(Given request):
Lines holding the string "Chains" are the ones to copy; find them all in the data.

(Extracted data):
====
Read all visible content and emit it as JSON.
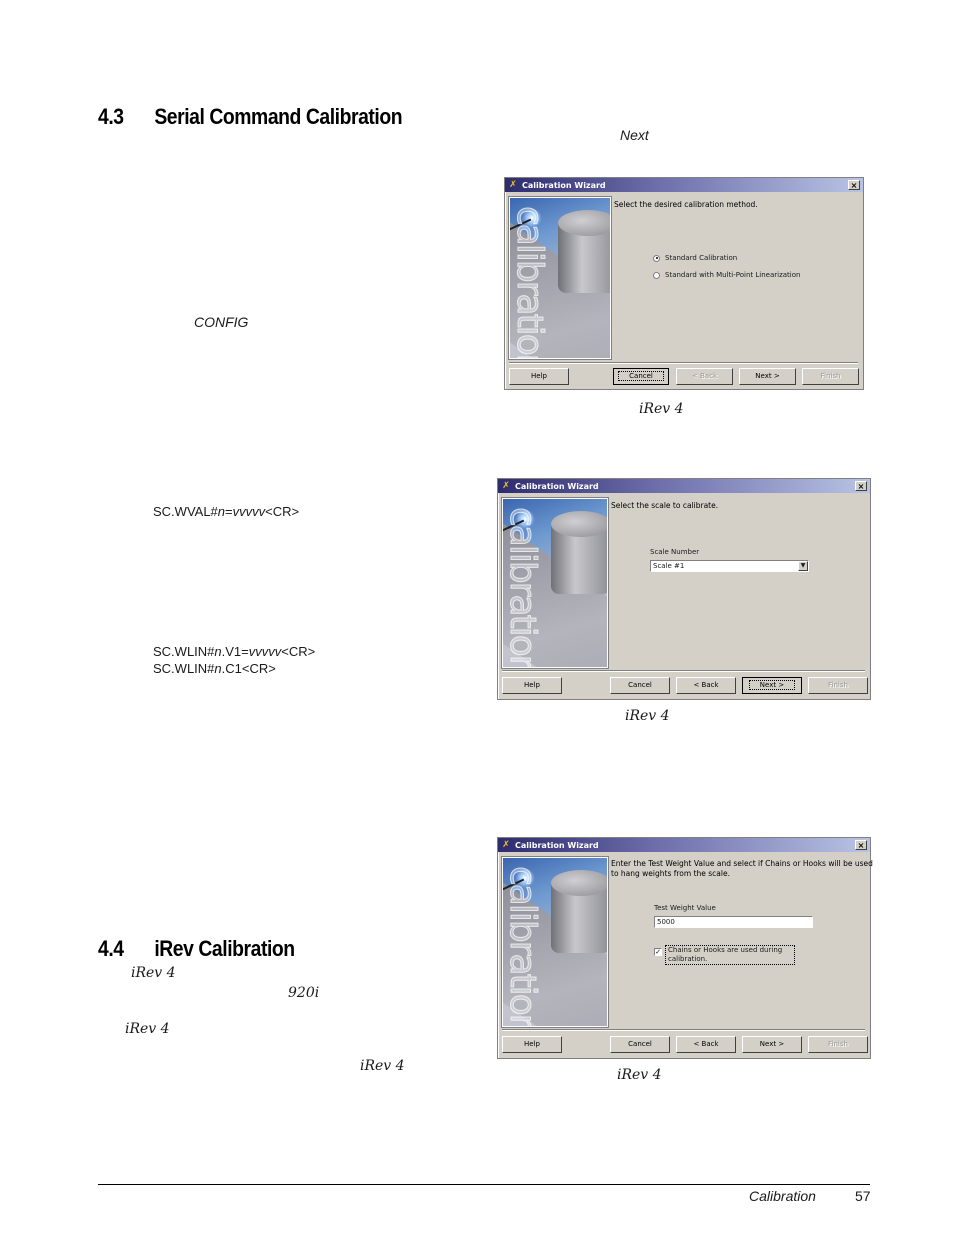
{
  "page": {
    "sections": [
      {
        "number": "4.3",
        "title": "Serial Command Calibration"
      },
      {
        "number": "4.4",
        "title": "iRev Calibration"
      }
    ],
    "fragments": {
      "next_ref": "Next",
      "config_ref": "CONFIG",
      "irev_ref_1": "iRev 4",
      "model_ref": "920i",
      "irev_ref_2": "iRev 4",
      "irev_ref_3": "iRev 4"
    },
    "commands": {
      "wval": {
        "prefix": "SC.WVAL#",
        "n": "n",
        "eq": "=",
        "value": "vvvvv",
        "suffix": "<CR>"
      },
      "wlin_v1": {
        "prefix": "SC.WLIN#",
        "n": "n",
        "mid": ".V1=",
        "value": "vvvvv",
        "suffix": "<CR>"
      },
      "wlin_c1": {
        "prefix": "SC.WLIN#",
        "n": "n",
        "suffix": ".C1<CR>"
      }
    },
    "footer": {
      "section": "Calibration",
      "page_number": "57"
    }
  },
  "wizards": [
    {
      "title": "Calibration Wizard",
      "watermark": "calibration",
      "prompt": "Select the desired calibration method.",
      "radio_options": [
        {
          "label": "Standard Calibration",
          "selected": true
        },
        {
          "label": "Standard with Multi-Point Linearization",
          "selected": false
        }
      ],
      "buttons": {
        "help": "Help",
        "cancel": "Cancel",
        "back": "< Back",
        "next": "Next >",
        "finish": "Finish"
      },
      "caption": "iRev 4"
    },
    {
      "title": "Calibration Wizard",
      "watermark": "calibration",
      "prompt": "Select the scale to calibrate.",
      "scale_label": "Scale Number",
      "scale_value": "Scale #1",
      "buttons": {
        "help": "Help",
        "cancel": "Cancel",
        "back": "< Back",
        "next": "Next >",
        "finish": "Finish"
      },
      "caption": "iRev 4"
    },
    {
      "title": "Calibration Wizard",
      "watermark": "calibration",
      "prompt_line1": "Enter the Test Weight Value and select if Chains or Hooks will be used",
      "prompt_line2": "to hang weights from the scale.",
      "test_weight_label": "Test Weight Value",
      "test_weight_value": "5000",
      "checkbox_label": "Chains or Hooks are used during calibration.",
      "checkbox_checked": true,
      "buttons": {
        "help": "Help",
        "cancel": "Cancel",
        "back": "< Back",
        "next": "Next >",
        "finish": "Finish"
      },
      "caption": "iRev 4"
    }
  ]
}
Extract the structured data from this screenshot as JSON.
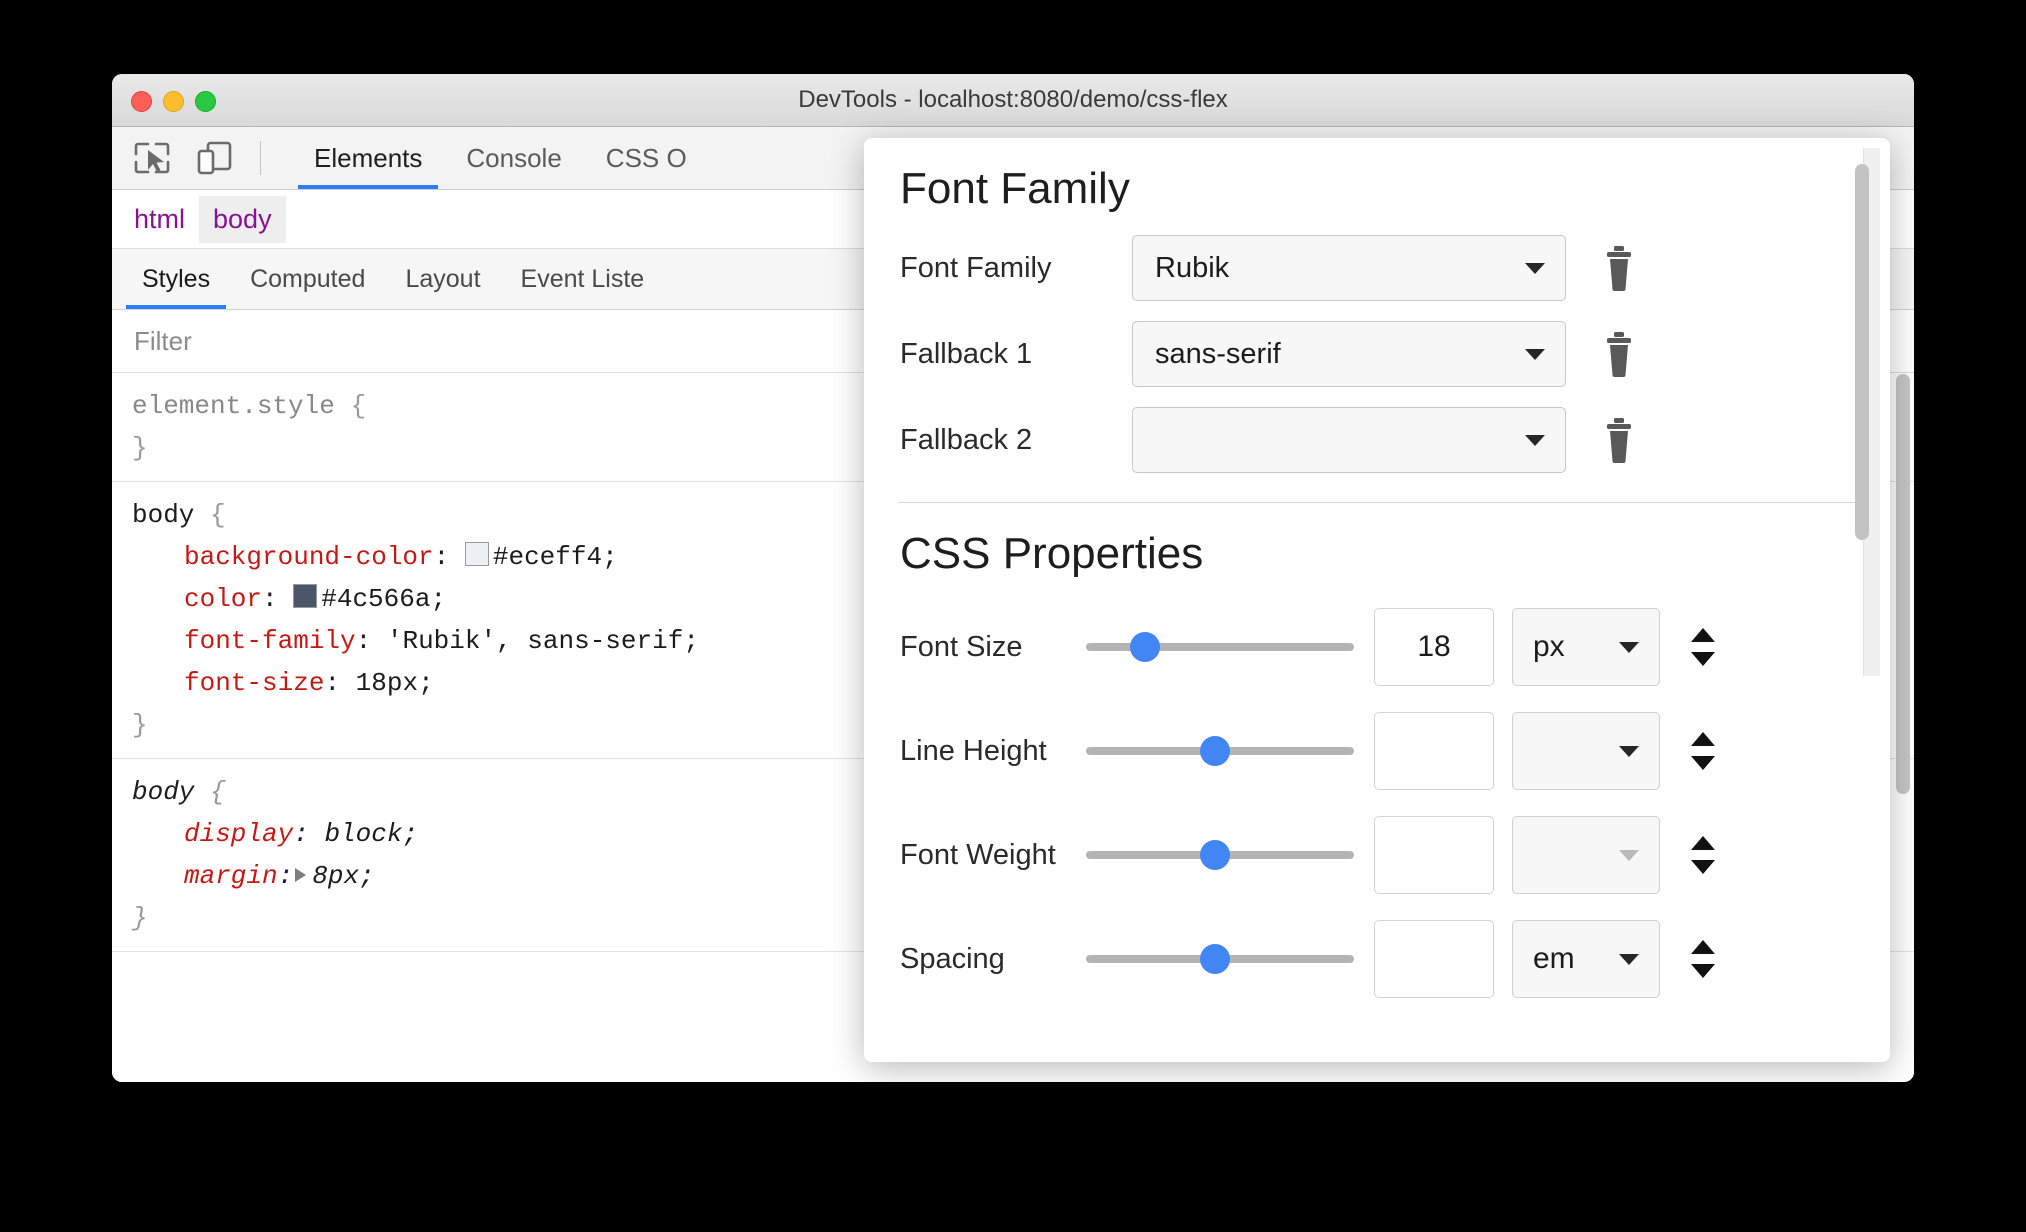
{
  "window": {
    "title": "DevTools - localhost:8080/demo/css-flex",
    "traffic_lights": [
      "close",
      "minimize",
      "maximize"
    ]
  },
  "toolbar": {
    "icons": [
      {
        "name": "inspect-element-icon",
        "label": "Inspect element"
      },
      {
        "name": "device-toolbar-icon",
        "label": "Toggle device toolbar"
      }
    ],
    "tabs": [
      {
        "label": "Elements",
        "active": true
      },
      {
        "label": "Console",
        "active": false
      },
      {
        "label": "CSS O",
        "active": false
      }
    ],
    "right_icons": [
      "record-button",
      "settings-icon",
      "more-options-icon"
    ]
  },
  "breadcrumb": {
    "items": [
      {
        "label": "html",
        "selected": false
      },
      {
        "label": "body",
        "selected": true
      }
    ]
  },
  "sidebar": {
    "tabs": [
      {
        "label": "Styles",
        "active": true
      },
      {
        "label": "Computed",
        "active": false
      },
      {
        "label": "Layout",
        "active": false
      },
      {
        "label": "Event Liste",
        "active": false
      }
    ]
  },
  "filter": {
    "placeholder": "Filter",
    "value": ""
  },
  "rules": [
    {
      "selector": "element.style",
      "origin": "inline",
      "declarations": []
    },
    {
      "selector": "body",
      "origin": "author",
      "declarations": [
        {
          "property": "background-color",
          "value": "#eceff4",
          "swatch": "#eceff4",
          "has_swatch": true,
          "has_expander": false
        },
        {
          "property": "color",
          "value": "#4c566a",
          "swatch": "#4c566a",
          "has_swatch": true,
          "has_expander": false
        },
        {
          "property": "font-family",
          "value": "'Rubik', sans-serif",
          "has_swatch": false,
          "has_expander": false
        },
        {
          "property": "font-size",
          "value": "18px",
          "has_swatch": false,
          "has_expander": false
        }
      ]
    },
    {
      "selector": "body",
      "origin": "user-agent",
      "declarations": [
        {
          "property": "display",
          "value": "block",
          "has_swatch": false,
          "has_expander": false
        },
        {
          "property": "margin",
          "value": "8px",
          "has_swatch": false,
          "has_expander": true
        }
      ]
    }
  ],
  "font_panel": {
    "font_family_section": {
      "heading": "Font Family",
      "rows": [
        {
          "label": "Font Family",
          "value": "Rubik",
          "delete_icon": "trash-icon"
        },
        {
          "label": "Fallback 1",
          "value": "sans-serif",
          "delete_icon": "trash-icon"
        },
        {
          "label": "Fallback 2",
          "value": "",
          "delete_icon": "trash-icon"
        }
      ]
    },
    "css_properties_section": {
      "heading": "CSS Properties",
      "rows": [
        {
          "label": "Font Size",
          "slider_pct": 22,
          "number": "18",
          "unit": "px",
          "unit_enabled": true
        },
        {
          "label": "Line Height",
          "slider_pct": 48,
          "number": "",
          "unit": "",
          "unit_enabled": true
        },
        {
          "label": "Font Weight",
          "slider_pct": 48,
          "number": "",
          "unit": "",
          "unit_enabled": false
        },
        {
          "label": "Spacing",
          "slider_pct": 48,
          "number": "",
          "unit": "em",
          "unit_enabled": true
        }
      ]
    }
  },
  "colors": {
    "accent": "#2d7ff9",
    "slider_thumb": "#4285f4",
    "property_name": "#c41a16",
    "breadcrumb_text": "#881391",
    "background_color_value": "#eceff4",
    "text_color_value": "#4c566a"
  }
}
====
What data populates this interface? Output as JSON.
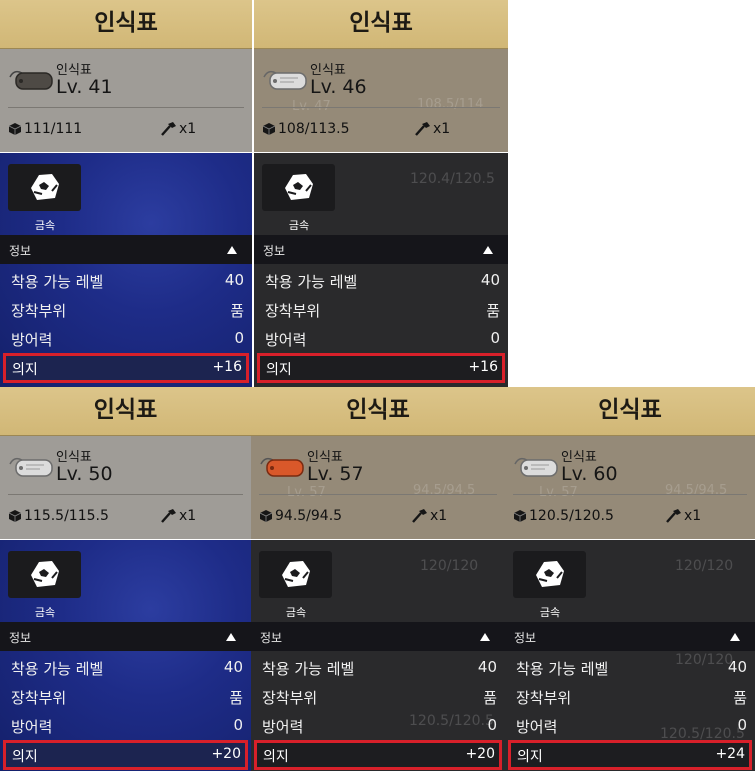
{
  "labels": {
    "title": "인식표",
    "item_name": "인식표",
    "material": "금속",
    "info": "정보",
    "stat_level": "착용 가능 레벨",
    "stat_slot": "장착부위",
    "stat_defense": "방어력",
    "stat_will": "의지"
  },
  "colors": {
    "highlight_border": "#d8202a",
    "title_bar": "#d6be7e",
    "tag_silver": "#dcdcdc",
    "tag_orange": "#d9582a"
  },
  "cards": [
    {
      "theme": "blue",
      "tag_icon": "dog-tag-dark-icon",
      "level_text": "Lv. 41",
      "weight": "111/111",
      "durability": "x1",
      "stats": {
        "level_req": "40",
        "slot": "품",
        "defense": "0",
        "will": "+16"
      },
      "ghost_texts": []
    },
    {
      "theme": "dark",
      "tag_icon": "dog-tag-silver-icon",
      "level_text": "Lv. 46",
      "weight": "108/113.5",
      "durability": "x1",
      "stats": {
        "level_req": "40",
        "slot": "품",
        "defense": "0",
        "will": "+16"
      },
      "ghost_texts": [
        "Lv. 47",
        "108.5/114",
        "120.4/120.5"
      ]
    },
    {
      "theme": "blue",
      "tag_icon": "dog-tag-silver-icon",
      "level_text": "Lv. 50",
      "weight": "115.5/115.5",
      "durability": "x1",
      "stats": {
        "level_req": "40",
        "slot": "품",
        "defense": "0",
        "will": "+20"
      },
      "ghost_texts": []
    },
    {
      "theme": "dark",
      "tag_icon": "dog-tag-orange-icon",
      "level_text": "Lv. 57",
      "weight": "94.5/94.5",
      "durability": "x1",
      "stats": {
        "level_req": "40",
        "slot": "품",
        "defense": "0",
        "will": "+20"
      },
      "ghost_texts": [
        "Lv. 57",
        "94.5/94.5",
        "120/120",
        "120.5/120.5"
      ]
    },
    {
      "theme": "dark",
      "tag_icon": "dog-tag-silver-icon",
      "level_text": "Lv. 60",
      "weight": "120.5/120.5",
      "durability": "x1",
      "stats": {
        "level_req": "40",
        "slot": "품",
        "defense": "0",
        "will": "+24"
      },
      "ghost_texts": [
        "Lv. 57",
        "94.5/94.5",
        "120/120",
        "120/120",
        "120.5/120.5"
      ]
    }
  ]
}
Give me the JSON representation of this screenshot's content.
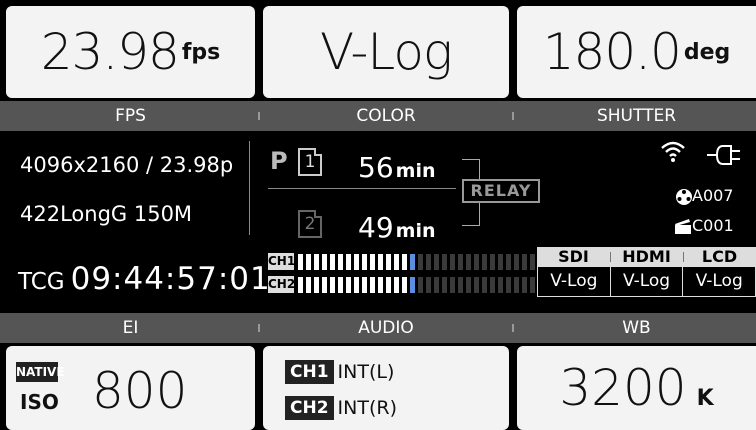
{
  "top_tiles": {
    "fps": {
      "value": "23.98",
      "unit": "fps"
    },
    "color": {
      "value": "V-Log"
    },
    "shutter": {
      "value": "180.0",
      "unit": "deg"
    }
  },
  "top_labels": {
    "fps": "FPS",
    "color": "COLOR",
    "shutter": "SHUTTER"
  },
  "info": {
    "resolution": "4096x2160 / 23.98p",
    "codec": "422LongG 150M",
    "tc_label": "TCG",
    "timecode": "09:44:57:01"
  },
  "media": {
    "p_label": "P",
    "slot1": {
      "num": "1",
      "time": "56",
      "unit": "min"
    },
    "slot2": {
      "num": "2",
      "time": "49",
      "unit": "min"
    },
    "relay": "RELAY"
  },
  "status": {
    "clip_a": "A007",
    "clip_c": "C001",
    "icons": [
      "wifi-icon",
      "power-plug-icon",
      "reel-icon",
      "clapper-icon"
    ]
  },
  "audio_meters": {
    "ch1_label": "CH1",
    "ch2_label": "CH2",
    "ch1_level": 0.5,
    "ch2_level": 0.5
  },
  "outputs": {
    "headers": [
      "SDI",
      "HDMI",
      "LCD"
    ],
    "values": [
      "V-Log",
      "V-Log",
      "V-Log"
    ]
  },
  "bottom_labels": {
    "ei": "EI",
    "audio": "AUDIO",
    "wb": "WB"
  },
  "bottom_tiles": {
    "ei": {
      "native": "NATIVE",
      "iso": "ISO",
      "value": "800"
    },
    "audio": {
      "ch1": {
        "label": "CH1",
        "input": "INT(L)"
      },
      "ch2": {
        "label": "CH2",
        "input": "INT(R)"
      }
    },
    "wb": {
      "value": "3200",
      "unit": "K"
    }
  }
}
====
(Finished exercise):
      "prompt_line1": "Enter the Test Weight Value and select if Chains or Hooks will be used",
      "checkbox_label": "Chains or Hooks are used during calibration.",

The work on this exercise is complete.